EXERCISE:
Which lines below hold the word "this"? Copy all of them.
-- BEGIN SOURCE DATA --
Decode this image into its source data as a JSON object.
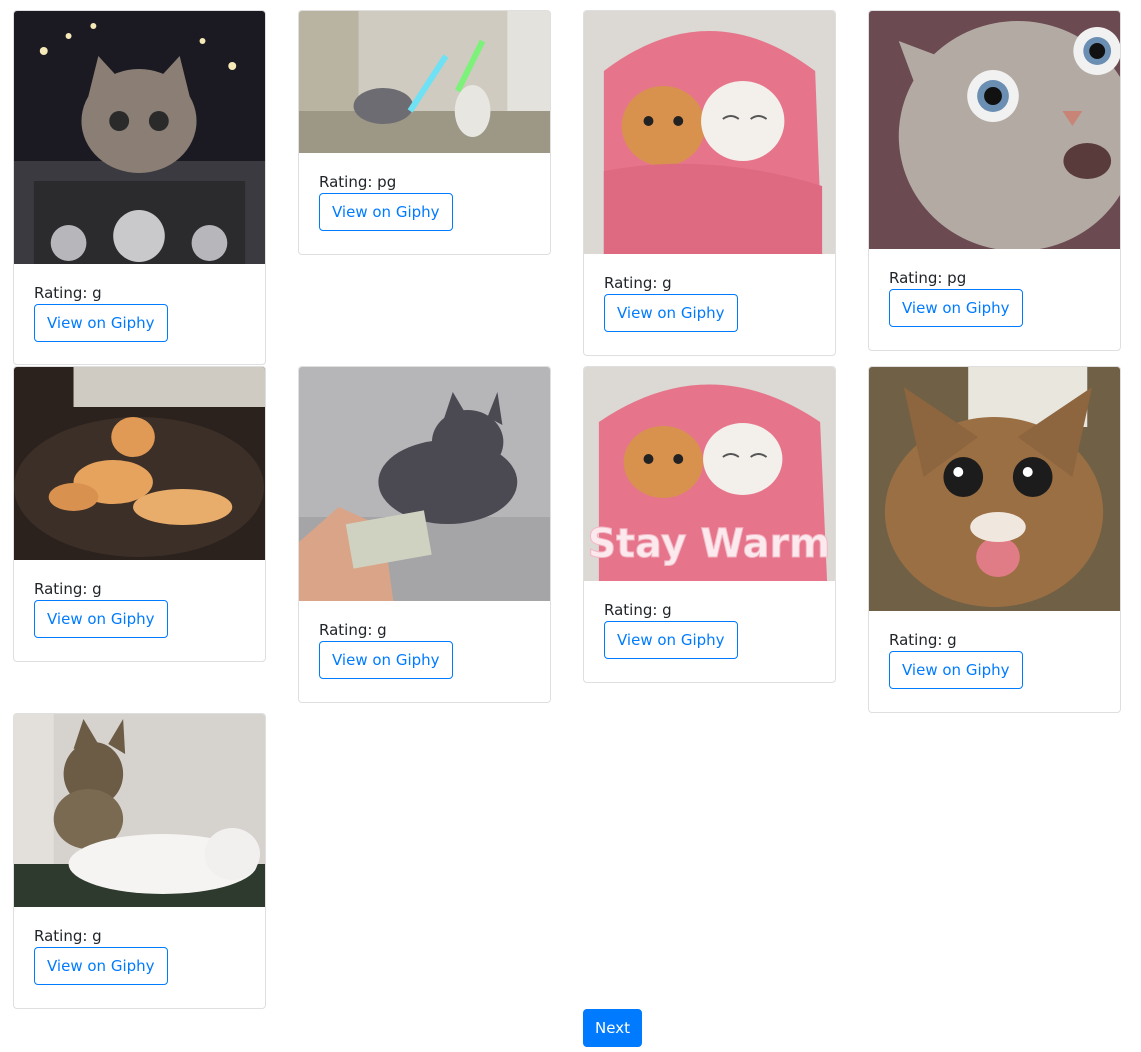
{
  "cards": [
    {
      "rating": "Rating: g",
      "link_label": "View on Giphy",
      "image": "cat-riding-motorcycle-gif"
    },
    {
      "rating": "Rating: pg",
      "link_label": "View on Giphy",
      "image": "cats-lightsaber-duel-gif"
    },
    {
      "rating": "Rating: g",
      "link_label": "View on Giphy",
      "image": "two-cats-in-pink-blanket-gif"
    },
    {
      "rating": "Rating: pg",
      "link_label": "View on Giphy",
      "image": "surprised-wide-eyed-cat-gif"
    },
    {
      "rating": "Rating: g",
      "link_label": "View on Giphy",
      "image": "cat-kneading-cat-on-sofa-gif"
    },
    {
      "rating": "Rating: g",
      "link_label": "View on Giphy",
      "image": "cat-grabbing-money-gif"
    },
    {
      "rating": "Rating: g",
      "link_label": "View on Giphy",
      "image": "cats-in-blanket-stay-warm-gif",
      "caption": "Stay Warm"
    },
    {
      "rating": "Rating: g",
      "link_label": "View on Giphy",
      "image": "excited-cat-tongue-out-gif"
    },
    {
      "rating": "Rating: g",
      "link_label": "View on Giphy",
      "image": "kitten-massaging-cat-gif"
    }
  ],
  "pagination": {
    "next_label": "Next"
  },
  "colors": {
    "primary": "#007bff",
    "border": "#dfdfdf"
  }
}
-- END SOURCE DATA --
-- BEGIN SOURCE DATA --
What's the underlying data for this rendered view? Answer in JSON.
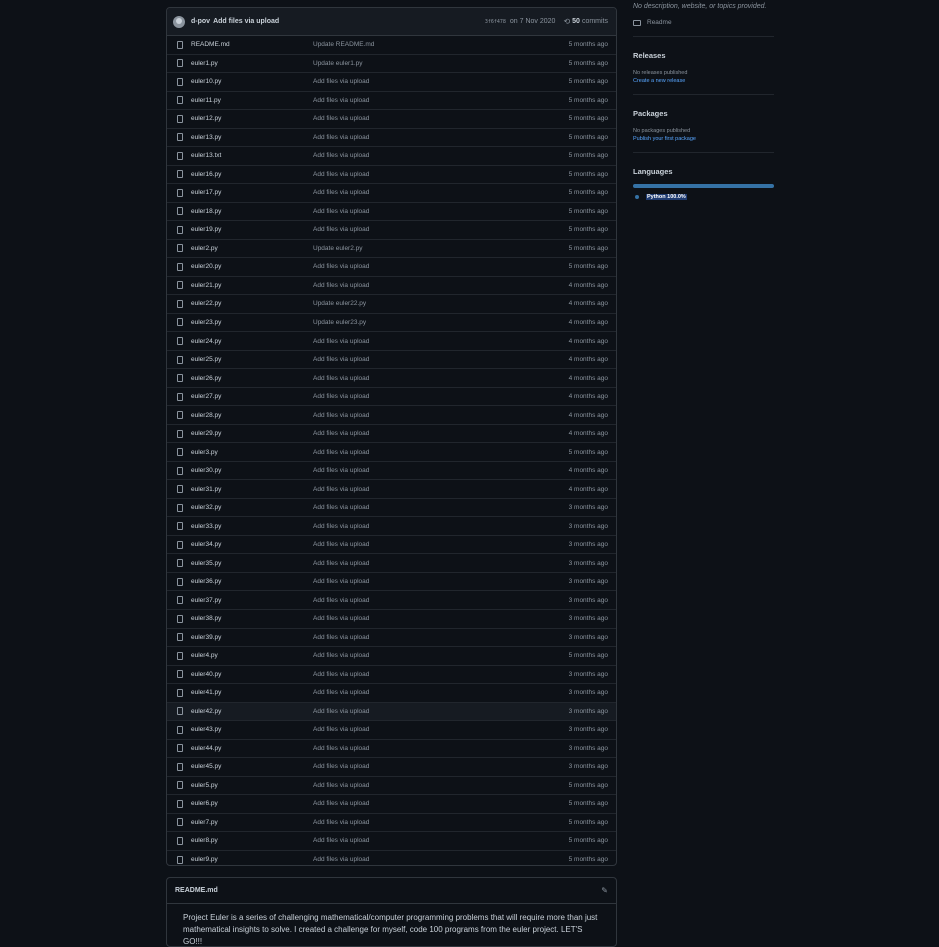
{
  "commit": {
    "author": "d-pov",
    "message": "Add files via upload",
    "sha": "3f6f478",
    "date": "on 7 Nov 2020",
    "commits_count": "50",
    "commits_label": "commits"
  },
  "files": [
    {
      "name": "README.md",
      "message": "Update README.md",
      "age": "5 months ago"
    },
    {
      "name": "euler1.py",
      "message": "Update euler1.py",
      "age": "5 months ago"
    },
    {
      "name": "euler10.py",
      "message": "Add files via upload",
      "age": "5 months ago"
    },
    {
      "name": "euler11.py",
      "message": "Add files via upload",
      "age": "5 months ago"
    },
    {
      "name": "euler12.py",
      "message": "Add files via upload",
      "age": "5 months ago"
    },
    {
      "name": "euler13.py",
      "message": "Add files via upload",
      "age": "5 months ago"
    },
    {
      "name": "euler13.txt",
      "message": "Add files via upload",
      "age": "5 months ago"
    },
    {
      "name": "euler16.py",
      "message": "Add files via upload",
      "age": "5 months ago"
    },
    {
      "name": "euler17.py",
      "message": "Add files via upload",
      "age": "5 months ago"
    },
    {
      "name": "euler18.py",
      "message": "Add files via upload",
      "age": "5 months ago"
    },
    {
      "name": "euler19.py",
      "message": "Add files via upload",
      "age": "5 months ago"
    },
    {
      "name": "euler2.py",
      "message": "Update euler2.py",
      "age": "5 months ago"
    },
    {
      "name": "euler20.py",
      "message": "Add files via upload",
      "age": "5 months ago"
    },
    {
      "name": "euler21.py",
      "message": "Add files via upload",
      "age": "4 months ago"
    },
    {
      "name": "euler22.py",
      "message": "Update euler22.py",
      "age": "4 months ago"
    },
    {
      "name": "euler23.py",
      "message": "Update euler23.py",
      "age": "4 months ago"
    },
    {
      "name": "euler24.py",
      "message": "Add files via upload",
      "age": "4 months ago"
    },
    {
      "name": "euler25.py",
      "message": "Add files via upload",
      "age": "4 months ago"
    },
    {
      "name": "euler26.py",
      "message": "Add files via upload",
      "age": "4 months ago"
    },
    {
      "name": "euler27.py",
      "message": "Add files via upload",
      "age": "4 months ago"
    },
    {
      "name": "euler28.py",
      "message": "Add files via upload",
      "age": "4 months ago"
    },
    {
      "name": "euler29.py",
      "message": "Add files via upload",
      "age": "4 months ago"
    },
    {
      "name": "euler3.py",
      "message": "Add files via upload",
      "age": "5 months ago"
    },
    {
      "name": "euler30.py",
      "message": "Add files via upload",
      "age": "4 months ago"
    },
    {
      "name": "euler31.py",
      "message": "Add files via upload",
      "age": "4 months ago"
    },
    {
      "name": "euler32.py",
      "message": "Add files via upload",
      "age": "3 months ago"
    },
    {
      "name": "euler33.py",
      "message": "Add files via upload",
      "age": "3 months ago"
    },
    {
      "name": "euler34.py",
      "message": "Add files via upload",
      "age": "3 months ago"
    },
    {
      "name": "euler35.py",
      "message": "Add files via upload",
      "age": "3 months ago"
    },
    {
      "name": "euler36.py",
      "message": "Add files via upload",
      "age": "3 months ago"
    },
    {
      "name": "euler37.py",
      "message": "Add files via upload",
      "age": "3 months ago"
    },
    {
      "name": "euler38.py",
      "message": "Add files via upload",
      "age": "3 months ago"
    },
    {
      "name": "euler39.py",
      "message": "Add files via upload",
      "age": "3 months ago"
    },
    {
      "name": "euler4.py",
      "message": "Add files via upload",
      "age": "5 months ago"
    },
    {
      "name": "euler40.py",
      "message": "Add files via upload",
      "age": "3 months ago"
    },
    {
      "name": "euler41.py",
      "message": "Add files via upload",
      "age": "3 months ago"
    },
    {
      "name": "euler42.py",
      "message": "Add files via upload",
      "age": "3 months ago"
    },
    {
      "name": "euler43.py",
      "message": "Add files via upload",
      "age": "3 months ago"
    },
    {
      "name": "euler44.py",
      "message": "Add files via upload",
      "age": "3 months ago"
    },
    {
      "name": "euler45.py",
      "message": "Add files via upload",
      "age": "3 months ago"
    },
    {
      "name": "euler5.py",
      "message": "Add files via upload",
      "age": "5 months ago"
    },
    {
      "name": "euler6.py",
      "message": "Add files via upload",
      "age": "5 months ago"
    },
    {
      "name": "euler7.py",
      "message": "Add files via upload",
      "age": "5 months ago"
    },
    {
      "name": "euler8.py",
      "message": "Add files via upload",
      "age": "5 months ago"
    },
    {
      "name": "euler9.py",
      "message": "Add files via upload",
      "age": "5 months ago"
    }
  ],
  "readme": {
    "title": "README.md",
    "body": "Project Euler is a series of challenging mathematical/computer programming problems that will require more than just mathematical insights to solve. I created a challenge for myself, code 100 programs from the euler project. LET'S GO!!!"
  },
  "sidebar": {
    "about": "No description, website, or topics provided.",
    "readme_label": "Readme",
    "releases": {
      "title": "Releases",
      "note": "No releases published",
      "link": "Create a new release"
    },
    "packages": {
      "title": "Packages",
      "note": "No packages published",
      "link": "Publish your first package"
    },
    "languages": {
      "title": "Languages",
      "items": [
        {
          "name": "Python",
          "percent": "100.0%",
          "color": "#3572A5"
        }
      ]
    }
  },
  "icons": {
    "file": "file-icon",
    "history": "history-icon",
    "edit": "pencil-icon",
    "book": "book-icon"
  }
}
-- END SOURCE DATA --
OUTPUT OF THE EXERCISE:
Decode this image into its source data as a JSON object.
What's the underlying data for this rendered view? Answer in JSON.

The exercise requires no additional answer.